### Record excerpts
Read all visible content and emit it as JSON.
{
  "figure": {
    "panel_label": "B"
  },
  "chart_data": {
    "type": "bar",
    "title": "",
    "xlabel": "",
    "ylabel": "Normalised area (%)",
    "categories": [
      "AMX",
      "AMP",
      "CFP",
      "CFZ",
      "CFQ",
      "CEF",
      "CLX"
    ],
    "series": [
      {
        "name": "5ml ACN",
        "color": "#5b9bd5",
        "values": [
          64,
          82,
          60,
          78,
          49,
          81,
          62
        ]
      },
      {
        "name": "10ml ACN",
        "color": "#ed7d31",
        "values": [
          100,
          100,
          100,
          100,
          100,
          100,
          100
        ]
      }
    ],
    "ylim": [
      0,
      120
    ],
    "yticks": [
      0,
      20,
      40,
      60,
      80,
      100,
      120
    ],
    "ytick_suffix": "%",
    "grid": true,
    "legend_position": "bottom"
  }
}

...

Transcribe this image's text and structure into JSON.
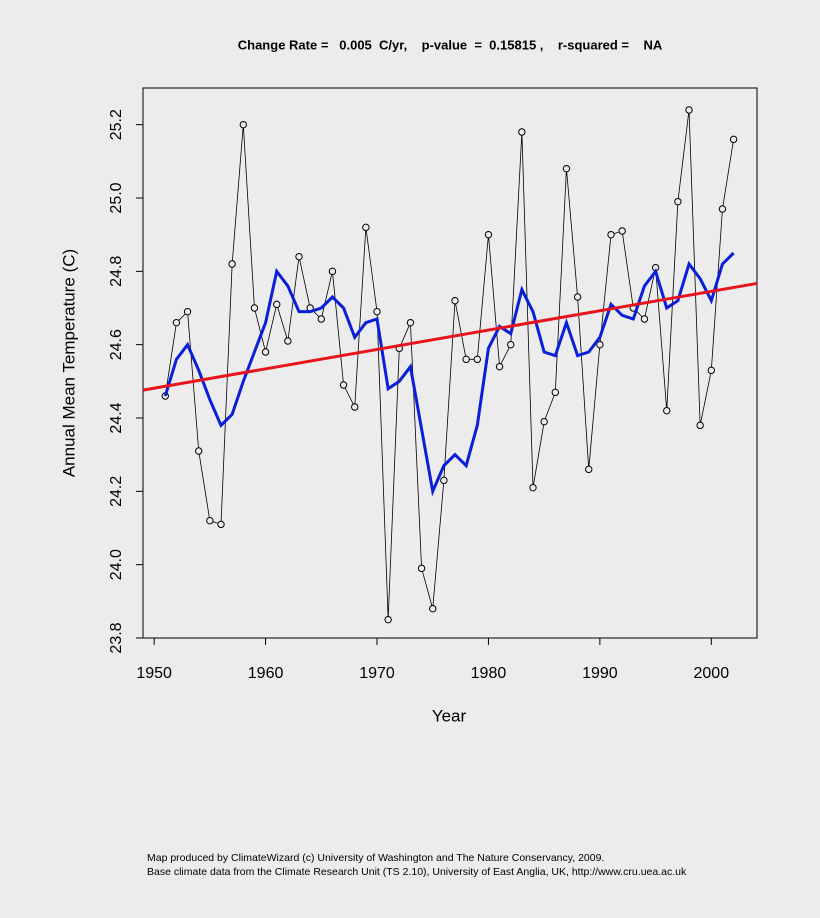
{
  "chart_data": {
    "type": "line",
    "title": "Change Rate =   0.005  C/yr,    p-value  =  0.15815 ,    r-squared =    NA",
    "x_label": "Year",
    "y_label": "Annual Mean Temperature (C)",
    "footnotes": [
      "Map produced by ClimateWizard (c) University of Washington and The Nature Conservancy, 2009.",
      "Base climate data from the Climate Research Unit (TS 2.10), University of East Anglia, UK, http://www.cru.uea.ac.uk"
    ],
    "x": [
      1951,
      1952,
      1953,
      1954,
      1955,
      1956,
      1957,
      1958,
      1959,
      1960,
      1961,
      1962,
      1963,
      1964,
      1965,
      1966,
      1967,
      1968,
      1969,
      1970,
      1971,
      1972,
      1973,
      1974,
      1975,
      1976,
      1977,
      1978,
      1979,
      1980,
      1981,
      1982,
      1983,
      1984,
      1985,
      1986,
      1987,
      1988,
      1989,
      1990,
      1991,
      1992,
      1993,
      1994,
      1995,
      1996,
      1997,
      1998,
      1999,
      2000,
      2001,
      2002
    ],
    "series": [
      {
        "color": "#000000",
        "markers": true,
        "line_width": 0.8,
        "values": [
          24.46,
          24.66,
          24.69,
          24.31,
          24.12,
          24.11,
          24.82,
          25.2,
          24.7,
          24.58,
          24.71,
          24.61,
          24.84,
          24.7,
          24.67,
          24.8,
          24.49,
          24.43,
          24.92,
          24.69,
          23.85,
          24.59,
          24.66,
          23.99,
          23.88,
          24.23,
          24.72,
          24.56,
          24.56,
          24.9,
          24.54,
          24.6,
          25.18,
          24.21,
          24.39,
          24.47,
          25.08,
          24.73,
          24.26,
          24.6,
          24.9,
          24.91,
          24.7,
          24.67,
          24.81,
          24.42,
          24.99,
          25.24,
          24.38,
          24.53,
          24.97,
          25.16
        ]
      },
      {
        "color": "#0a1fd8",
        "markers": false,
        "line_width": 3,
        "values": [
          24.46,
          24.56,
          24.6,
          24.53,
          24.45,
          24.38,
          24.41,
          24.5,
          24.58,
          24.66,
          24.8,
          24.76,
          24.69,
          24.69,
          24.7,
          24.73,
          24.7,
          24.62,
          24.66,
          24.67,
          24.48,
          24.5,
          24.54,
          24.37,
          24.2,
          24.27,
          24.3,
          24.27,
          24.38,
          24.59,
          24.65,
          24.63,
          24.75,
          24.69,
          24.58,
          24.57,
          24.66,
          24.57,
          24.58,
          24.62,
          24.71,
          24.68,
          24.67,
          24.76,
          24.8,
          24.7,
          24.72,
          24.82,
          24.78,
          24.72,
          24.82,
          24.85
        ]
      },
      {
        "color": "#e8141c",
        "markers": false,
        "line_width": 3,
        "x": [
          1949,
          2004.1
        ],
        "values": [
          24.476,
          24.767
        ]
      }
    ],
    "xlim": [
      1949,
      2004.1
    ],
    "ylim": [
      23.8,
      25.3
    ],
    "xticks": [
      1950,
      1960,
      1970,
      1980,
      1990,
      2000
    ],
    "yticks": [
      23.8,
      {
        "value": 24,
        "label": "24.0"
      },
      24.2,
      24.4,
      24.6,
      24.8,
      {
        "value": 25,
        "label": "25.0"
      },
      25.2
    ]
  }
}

### Aim of the exercise
Look through the entries above; copy every line holding the string "title".

### Result
    "title": "",
    "title": "Change Rate =   0.005  C/yr,    p-value  =  0.15815 ,    r-squared =    NA",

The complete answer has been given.